> **Problem**: Please give the count of lines holding the string "version" and nothing besides.

= = = = =

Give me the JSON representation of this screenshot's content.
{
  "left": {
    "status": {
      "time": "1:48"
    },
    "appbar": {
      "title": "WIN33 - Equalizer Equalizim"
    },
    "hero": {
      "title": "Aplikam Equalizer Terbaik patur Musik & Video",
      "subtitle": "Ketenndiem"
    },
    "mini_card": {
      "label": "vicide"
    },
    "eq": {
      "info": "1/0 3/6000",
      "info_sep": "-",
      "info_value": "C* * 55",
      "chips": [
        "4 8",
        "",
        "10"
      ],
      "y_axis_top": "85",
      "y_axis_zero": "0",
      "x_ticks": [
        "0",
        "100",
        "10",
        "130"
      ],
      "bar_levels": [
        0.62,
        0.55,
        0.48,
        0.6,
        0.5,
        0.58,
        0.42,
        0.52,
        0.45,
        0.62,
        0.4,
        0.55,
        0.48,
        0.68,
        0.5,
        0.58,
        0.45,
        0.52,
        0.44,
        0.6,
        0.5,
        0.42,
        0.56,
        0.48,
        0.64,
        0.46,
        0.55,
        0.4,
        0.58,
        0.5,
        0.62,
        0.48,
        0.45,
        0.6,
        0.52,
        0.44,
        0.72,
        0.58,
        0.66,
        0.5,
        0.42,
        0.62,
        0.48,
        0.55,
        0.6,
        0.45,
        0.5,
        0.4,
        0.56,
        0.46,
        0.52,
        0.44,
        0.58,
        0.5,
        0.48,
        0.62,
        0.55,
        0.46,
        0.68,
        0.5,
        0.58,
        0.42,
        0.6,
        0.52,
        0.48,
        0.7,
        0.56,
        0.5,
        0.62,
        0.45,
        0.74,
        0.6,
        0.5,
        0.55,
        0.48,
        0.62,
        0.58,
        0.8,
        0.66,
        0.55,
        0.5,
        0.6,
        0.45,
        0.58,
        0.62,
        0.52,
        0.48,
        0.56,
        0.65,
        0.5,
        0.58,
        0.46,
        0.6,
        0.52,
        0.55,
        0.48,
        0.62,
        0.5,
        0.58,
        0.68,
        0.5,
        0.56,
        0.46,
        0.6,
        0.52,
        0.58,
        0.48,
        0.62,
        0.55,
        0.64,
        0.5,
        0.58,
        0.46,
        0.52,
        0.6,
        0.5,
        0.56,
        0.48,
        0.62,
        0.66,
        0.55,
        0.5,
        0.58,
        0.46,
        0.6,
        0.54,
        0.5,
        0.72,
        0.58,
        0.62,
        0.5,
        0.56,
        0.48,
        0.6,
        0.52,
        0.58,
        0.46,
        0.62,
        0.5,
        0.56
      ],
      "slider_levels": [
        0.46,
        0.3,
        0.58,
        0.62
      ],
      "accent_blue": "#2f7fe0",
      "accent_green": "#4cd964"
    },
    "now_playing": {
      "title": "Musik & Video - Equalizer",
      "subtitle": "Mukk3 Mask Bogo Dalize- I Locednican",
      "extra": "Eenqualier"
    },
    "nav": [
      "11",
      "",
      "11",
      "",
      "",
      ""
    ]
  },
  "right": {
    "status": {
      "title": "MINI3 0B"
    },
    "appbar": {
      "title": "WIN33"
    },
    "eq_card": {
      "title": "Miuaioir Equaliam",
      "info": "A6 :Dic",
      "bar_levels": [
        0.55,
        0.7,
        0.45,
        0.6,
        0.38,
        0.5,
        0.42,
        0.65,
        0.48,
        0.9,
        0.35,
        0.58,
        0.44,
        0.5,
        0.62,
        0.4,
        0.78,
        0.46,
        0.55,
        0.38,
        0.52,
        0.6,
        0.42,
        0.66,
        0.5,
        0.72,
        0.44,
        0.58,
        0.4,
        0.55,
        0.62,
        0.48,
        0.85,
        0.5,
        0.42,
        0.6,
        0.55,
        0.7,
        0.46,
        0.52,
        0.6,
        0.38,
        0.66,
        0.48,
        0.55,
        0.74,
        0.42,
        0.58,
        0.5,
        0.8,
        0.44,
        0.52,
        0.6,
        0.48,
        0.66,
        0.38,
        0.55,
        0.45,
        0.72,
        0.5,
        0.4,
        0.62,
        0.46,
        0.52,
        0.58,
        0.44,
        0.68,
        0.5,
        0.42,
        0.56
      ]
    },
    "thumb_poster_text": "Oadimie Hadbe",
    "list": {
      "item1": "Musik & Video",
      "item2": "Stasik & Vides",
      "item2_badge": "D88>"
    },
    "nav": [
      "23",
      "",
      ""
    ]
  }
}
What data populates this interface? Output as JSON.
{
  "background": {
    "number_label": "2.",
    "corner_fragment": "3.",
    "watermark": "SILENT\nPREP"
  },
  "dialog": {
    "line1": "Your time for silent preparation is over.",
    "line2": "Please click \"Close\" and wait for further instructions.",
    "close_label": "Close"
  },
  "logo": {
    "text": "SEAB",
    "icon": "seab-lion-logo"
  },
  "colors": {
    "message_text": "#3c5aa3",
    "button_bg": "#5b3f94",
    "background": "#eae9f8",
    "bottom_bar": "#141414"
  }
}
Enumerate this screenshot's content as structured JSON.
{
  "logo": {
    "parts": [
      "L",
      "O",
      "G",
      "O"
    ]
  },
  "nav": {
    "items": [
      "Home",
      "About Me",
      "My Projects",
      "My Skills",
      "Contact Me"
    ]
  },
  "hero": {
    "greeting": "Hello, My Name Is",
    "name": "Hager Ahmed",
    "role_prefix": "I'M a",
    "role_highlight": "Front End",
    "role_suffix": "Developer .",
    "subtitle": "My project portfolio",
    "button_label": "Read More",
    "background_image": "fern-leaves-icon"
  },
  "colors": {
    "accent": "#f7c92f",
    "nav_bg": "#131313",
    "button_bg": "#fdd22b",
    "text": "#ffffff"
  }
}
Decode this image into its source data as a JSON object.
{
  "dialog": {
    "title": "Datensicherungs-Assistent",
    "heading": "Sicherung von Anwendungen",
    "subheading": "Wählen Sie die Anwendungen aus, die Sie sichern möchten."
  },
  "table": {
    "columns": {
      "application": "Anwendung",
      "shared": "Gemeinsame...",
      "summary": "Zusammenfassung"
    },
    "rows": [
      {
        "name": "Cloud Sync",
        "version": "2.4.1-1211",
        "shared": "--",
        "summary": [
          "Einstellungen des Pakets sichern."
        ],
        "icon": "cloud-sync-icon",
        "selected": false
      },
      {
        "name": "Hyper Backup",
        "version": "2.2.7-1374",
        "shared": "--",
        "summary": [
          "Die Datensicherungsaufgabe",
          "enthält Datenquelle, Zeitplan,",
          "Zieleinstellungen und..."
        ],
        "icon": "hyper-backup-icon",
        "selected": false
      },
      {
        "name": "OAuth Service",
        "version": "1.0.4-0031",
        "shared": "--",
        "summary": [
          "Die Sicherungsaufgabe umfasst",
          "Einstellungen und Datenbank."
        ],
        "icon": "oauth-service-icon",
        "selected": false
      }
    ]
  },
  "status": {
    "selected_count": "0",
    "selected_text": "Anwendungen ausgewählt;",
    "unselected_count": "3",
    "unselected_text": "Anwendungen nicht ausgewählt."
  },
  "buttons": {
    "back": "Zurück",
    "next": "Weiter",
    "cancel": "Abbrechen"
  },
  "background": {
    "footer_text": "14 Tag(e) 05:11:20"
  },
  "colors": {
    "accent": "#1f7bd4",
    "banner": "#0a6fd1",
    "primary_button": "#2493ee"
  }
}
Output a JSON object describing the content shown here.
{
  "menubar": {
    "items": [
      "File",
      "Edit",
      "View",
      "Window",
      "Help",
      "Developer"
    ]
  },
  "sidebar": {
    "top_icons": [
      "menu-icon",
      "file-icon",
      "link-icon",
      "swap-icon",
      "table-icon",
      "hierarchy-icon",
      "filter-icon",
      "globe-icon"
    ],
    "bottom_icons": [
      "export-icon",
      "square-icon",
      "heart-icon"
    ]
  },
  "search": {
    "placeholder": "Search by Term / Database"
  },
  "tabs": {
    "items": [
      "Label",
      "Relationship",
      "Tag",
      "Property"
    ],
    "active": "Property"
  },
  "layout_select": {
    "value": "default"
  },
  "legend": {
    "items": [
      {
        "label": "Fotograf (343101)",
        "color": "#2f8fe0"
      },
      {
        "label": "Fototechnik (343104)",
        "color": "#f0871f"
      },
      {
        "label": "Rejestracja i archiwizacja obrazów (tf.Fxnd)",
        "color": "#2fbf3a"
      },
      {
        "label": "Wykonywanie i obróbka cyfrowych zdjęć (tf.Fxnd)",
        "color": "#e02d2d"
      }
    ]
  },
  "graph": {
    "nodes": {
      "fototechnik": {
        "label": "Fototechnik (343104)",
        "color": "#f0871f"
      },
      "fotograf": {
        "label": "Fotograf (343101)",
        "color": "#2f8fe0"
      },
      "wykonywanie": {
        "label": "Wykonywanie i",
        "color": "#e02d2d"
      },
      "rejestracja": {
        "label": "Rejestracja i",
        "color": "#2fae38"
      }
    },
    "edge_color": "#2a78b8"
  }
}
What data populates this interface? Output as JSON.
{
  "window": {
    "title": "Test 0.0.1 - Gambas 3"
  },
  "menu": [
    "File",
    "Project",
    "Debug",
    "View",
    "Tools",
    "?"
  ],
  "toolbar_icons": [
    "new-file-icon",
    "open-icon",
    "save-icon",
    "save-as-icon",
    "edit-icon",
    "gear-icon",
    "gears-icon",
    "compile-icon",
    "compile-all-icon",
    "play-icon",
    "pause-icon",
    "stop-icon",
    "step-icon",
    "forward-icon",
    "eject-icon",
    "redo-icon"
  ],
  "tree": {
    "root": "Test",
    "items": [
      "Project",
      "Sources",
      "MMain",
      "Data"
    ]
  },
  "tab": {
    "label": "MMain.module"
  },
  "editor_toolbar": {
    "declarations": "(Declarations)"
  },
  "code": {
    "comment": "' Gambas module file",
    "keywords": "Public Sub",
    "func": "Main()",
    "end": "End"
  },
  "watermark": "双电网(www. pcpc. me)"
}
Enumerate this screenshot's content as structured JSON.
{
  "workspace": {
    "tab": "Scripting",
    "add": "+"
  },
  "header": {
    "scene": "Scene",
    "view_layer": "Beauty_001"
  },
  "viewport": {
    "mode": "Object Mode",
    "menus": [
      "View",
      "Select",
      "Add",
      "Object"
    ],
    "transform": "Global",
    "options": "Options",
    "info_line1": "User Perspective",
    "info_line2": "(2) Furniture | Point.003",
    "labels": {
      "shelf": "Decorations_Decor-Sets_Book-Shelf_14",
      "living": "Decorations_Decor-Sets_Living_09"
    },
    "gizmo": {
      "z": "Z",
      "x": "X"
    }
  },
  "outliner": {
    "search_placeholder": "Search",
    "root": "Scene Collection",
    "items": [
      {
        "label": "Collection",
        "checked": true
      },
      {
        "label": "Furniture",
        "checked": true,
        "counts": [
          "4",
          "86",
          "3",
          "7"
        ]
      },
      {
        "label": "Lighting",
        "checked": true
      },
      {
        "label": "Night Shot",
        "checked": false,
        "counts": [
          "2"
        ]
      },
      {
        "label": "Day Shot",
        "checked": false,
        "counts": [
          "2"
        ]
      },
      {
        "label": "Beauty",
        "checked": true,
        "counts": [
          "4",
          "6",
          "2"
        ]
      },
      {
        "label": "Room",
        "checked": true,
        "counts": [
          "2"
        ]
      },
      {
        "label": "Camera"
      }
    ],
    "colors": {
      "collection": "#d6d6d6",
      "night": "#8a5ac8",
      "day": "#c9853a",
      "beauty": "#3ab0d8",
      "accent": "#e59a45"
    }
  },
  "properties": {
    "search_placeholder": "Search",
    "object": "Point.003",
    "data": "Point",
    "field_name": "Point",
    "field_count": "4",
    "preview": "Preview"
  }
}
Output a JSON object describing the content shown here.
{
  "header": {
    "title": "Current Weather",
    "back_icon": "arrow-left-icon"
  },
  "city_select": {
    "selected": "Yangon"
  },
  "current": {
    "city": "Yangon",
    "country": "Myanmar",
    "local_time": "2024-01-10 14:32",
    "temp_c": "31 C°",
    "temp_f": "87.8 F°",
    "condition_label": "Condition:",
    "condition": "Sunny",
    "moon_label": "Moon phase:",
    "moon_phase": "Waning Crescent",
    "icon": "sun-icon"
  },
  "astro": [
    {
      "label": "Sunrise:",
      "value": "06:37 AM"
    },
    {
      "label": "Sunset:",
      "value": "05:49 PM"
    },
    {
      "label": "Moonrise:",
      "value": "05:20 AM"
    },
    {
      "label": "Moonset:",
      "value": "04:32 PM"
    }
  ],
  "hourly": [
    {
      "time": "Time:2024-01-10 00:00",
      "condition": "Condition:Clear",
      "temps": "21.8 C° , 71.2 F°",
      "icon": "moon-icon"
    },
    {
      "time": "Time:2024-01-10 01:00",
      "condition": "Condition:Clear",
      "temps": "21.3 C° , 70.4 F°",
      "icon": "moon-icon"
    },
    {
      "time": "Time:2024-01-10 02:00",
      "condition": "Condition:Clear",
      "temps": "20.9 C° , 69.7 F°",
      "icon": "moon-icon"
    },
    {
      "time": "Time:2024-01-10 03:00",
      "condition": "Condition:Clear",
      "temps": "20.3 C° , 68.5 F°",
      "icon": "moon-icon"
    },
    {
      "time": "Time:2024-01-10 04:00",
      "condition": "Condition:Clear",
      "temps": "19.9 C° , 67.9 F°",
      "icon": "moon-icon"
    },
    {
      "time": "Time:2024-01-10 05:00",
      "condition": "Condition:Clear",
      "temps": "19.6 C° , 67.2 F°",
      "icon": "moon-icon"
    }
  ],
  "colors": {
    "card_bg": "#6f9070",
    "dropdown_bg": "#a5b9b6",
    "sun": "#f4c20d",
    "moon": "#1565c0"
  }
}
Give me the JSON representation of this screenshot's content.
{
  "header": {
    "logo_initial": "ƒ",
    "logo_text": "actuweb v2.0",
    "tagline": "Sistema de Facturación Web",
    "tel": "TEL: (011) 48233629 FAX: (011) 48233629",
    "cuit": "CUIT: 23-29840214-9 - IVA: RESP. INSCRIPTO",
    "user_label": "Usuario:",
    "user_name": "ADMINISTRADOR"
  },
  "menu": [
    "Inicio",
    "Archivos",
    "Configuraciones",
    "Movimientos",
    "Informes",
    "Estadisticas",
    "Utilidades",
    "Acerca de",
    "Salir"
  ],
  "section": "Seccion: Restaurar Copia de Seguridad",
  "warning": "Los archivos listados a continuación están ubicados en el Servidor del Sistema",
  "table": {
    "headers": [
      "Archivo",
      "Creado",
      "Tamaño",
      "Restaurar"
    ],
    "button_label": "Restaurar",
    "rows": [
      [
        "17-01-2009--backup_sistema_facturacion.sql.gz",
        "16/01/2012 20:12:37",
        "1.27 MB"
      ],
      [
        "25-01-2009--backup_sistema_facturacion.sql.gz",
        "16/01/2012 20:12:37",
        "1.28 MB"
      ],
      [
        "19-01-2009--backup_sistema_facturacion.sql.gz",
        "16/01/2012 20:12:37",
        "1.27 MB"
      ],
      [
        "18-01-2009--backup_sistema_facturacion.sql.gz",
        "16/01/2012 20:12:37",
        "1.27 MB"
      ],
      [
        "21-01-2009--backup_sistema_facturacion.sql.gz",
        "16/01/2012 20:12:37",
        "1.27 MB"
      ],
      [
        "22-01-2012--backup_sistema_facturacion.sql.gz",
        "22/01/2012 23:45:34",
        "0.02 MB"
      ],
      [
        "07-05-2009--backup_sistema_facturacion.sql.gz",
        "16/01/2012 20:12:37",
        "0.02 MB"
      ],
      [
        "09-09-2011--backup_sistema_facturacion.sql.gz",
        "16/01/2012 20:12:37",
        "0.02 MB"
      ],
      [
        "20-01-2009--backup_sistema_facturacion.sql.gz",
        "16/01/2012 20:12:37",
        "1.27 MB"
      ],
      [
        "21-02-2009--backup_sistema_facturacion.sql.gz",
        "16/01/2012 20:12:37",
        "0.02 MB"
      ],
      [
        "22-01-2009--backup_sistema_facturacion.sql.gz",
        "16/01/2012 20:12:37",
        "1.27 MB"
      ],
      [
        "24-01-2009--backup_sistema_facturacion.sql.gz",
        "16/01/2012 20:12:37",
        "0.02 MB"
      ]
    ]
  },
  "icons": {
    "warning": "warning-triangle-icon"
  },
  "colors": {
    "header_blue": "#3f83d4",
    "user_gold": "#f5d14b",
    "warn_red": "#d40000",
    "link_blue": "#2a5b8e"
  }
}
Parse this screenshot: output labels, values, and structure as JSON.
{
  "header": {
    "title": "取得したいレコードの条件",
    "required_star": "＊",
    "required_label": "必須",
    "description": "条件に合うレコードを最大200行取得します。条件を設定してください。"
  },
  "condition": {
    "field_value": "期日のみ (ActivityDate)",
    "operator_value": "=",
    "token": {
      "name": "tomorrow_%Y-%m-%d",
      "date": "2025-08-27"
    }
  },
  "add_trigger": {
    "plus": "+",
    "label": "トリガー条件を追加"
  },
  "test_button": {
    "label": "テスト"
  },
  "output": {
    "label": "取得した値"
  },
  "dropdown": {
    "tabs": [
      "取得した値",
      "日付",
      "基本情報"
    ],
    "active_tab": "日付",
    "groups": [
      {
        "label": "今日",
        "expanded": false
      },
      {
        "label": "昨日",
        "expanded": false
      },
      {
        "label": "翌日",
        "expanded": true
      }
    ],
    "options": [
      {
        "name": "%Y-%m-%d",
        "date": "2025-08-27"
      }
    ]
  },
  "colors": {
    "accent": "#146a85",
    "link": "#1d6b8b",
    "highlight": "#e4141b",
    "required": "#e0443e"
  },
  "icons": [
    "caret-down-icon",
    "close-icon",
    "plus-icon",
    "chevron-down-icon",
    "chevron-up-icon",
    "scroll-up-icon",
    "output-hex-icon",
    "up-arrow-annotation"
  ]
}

= = = = =

> **Expected output**: 3